Give the data again exactly as written, skipping any pictures.

===== SUPPLIED DATA =====

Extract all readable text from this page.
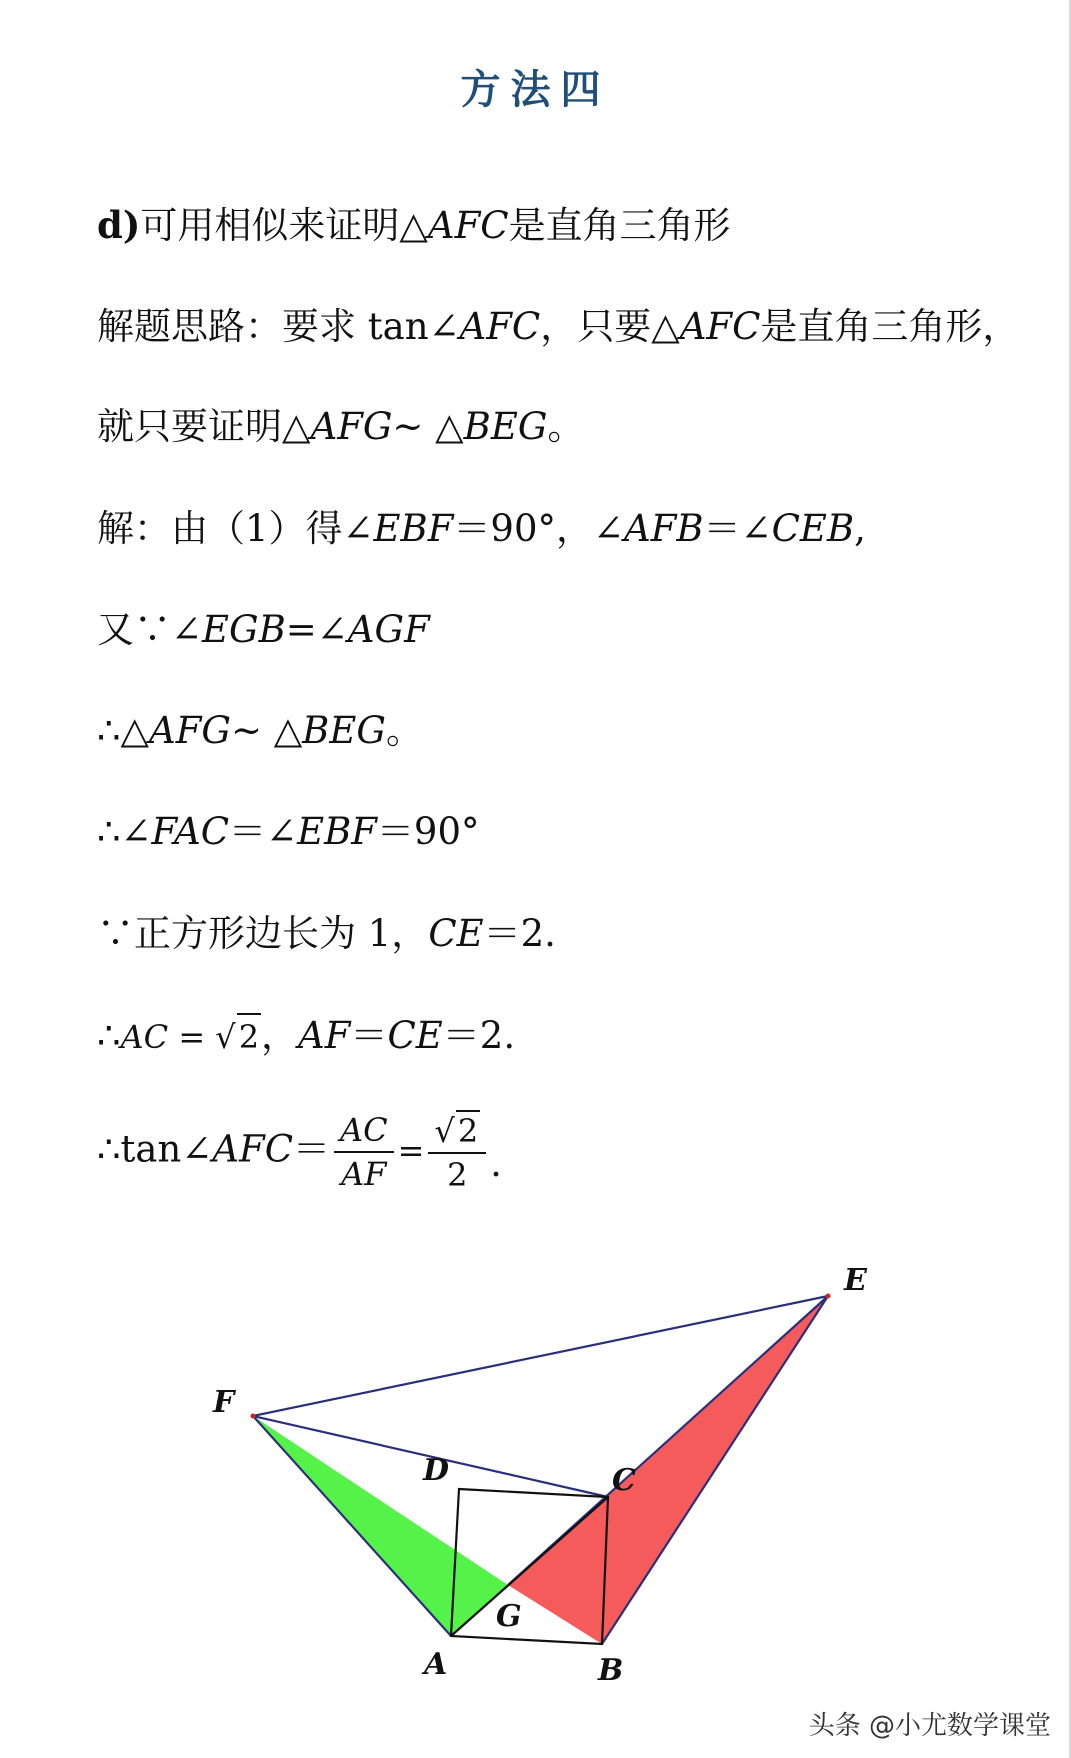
方法四
d)可用相似来证明△AFC是直角三角形
解题思路：要求 tan∠AFC，只要△AFC是直角三角形，
就只要证明△AFG~ △BEG。
解：由（1）得∠EBF＝90°，∠AFB＝∠CEB,
又∵∠EGB=∠AGF
∴△AFG~ △BEG。
∴∠FAC＝∠EBF＝90°
∵正方形边长为 1，CE＝2.
∴AC = √2，AF＝CE＝2.
∴tan∠AFC＝ $\frac{AC}{AF} = \frac{√2}{2}$ .
E
F
D	C
G
A	B
头条 @小尤数学课堂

=====

-- FINISHED ANSWER --
Extract all readable text from this page.
方法四
d)可用相似来证明△AFC是直角三角形
解题思路：要求 tan∠AFC，只要△AFC是直角三角形，
就只要证明△AFG~ △BEG。
解：由（1）得∠EBF＝90°，∠AFB＝∠CEB,
又∵∠EGB=∠AGF
∴△AFG~ △BEG。
∴∠FAC＝∠EBF＝90°
∵正方形边长为 1，CE＝2.
∴AC = √2，AF＝CE＝2.
∴tan∠AFC＝ $\frac{AC}{AF} = \frac{√2}{2}$ .
E
F
D	C
G
A	B
头条 @小尤数学课堂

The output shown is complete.